→ **Data in this exercise**
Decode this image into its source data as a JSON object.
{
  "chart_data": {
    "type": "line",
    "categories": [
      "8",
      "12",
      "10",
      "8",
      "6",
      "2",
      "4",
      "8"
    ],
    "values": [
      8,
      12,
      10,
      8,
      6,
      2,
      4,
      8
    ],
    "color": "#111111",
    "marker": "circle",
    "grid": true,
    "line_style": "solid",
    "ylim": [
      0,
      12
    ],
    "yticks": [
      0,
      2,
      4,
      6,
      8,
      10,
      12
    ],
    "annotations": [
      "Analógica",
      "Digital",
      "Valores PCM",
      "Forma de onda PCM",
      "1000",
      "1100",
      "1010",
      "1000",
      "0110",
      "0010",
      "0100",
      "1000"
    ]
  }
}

→ **Set problem**
Hand back the material above in full, exactly as written.

→ **Worked answer**
Decode this image into its source data as a JSON object.
{
  "chart_data": {
    "type": "line",
    "categories": [
      "8",
      "12",
      "10",
      "8",
      "6",
      "2",
      "4",
      "8"
    ],
    "values": [
      8,
      12,
      10,
      8,
      6,
      2,
      4,
      8
    ],
    "color": "#111111",
    "marker": "circle",
    "grid": true,
    "line_style": "solid",
    "ylim": [
      0,
      12
    ],
    "yticks": [
      0,
      2,
      4,
      6,
      8,
      10,
      12
    ],
    "annotations": [
      "Analógica",
      "Digital",
      "Valores PCM",
      "Forma de onda PCM",
      "1000",
      "1100",
      "1010",
      "1000",
      "0110",
      "0010",
      "0100",
      "1000"
    ]
  }
}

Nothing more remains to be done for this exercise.